+++ RECORDS FOR THIS EXERCISE +++

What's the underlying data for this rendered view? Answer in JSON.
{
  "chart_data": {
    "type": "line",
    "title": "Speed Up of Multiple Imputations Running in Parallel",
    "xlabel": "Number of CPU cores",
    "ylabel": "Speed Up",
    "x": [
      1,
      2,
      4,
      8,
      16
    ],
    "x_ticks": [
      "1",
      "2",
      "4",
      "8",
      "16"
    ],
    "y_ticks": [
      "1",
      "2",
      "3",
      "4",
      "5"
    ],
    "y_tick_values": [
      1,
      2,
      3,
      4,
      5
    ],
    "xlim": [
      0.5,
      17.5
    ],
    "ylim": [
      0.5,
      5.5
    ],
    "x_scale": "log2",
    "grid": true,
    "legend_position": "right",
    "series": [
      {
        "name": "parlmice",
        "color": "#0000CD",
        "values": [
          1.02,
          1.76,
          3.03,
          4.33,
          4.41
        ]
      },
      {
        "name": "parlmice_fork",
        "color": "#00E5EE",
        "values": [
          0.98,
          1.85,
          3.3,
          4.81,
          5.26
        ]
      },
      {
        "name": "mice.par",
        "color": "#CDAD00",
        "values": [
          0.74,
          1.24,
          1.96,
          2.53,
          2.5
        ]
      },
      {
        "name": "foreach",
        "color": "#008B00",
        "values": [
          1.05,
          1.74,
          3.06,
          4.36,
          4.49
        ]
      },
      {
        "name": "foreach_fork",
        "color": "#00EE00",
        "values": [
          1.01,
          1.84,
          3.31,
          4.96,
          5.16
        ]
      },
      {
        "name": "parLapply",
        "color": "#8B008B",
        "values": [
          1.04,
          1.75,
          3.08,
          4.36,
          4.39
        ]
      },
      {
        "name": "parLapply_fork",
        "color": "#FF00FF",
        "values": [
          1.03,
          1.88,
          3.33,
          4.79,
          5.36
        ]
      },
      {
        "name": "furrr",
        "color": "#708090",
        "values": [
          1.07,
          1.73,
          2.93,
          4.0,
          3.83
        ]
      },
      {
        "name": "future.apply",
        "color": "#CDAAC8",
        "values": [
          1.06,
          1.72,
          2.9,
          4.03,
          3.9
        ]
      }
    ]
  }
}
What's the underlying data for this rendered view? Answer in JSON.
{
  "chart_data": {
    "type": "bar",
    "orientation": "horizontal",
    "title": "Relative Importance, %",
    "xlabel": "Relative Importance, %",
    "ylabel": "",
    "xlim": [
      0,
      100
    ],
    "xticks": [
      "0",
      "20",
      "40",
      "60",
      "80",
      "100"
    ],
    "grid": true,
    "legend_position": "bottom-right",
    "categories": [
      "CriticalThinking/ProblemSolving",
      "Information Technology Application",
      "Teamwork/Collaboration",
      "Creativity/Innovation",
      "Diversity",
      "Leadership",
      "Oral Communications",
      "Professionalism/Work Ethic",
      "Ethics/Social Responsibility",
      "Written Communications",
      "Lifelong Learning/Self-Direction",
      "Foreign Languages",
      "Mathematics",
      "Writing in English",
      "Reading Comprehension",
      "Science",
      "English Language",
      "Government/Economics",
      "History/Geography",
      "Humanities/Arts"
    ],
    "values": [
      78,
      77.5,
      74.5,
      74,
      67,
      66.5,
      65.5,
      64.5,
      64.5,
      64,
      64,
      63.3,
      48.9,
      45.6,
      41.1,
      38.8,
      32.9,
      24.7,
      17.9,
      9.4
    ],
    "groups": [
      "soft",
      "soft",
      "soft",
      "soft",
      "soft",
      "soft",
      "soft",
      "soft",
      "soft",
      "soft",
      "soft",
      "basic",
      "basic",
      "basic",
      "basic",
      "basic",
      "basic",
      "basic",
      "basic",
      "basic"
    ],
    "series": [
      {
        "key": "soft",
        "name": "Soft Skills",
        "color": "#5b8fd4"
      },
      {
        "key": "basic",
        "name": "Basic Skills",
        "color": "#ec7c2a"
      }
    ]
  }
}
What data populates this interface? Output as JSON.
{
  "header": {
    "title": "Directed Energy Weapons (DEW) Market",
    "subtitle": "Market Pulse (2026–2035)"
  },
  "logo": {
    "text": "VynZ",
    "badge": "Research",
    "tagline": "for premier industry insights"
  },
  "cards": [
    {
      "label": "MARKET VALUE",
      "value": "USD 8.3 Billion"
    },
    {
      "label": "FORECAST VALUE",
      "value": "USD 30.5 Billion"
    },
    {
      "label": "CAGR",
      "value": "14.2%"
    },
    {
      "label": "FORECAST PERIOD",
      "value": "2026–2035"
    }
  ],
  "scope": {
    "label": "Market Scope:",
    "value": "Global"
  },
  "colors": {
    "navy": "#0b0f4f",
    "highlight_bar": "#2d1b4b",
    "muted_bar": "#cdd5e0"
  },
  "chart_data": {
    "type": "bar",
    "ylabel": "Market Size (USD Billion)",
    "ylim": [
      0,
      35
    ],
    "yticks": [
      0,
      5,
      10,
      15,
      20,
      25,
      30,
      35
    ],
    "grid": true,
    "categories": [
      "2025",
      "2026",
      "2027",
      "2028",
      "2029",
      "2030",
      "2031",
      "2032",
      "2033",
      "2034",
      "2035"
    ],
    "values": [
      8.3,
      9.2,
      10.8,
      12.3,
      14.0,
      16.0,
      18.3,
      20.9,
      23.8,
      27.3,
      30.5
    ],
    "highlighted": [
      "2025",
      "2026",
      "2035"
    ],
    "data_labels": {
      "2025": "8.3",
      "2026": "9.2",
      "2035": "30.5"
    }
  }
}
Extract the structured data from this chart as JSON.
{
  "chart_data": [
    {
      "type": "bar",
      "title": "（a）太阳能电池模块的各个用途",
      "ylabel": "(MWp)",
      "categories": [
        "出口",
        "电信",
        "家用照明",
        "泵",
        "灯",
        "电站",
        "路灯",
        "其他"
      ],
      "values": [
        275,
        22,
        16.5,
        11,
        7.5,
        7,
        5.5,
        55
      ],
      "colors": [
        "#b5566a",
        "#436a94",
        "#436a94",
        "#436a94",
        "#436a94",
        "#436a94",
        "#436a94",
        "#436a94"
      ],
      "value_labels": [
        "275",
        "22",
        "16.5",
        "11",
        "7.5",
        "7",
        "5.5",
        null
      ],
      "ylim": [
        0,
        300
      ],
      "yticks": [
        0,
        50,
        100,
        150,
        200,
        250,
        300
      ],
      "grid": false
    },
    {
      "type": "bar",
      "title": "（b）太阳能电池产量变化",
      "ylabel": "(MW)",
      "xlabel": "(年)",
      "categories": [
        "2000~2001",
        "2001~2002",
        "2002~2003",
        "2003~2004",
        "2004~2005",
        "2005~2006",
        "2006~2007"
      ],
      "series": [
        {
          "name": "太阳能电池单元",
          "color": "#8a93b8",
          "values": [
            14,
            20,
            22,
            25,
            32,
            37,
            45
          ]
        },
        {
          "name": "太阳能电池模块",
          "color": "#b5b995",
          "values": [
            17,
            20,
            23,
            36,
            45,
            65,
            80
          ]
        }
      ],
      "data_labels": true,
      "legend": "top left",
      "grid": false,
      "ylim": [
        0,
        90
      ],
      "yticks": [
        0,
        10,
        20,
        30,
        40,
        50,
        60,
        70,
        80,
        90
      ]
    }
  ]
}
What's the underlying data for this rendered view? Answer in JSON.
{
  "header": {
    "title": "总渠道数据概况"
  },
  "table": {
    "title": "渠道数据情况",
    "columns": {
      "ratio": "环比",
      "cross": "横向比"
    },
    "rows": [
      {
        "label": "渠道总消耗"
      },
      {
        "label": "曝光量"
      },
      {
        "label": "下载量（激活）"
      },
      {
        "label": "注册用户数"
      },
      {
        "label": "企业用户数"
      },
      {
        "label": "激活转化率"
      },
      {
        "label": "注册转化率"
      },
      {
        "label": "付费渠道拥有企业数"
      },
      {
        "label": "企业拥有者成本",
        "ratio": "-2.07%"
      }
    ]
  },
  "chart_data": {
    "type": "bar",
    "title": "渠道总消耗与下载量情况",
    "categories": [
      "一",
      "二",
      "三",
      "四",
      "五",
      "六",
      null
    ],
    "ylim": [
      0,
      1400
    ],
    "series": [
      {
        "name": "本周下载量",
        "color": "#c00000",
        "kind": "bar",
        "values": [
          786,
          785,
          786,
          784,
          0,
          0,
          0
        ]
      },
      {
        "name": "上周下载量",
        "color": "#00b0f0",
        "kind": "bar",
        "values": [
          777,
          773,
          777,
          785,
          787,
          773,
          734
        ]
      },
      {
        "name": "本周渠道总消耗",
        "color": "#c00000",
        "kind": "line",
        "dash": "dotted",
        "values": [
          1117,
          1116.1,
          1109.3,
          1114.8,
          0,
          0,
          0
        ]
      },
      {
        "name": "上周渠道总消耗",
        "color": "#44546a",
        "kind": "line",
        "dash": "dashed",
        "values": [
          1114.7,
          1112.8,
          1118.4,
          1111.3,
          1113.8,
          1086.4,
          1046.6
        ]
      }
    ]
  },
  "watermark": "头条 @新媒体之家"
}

+++

- _WORK TO BE COMPLETED_
Sift through the entries and copy every line with "Speed".

- _TASK ANSWER_
    "title": "Speed Up of Multiple Imputations Running in Parallel",
    "ylabel": "Speed Up",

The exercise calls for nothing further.